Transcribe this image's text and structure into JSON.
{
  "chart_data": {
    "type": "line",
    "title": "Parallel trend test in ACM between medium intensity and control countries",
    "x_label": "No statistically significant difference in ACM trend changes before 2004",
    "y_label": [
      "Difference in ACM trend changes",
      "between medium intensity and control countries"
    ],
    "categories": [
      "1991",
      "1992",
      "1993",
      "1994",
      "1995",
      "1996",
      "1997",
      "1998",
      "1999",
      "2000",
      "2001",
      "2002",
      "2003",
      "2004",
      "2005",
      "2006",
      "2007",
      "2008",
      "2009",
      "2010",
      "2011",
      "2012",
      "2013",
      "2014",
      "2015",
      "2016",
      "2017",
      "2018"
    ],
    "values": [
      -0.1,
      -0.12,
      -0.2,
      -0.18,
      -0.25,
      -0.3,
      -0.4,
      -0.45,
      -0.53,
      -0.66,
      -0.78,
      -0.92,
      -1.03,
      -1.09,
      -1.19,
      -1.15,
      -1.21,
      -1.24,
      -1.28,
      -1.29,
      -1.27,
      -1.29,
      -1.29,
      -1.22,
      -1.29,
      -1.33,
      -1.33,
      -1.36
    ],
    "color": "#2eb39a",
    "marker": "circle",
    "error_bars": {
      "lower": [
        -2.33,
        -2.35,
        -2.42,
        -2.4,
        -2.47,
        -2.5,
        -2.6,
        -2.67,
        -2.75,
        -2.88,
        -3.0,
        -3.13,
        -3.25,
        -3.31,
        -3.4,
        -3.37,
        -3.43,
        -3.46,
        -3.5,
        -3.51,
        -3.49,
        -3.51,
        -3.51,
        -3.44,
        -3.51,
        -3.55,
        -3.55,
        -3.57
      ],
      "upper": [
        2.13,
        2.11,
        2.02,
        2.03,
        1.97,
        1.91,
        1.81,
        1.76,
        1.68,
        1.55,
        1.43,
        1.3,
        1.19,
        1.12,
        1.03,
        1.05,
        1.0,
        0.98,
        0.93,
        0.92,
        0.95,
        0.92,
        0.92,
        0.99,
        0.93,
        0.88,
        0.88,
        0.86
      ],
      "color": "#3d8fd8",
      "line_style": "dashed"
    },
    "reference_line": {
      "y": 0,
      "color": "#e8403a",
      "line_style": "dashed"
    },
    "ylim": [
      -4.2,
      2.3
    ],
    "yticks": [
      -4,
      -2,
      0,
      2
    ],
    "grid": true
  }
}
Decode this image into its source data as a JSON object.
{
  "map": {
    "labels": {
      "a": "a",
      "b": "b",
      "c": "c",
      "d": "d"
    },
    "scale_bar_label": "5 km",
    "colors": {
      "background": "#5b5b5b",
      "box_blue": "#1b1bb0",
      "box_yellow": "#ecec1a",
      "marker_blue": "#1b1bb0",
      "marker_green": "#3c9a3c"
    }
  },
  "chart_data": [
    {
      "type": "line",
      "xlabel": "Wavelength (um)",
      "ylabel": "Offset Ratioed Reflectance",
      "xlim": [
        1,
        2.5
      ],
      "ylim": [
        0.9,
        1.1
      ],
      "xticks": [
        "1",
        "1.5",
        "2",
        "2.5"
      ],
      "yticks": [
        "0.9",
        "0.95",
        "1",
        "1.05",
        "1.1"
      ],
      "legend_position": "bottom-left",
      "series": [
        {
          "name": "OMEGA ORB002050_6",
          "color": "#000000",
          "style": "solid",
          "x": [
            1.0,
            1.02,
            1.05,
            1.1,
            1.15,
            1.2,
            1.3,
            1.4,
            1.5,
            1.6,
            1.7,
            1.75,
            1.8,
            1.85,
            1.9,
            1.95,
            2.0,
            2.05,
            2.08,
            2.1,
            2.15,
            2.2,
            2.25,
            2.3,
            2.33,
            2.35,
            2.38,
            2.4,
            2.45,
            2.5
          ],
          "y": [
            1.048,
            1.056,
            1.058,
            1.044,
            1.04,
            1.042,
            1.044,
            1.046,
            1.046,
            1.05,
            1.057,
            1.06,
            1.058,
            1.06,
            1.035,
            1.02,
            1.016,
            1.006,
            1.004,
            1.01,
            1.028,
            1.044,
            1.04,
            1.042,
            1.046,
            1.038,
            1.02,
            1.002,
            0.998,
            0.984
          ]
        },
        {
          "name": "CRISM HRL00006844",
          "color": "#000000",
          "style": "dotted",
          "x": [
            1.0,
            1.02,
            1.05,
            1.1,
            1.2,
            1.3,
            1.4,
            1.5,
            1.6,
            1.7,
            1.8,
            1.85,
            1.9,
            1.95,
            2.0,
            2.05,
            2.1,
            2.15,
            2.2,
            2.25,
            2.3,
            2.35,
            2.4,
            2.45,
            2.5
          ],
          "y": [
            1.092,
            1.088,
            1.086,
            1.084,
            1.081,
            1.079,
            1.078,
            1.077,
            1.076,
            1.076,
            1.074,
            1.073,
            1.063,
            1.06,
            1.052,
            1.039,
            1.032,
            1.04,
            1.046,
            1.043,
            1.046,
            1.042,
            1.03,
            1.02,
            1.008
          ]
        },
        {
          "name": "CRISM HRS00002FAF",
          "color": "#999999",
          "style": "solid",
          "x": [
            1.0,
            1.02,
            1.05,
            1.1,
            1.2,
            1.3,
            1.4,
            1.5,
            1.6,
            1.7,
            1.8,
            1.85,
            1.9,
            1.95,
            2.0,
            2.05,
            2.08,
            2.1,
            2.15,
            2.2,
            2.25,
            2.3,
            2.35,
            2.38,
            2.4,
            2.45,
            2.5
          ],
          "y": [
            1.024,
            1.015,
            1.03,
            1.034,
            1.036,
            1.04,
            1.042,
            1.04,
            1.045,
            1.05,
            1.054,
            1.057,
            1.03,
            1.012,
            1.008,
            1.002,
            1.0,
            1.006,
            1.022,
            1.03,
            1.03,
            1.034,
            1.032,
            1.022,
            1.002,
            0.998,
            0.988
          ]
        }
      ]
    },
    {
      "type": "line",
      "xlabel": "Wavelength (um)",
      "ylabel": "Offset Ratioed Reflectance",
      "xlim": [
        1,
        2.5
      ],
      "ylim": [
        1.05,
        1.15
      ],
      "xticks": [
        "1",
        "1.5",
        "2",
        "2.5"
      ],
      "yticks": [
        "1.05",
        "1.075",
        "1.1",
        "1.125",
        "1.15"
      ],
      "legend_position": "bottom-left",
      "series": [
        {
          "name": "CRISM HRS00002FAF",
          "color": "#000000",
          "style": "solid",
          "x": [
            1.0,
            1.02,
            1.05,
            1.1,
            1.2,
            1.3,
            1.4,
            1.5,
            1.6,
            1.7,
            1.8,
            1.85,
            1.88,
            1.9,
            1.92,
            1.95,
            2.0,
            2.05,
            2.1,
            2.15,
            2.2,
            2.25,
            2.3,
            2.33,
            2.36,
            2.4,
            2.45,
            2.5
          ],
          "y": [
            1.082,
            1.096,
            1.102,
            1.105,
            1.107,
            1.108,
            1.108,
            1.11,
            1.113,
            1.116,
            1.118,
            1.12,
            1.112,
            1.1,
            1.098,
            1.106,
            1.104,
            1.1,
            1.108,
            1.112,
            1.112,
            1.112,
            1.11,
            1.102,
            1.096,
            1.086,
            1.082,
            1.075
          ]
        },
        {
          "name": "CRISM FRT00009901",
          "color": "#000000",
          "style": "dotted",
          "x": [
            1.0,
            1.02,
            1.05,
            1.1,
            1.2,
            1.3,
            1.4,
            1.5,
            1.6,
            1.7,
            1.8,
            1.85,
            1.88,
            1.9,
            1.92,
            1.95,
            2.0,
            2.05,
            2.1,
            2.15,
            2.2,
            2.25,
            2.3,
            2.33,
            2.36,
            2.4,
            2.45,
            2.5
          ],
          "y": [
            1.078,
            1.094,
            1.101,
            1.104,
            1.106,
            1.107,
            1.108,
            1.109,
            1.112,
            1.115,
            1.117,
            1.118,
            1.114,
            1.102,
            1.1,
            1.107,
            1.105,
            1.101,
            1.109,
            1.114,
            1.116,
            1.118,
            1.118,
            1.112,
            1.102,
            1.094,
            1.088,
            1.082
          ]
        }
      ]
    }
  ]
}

+ + +

◆ Written request
Write out every line of the listing that holds the word "intensity".

◆ Task response
    "title": "Parallel trend test in ACM between medium intensity and control countries",
      "between medium intensity and control countries"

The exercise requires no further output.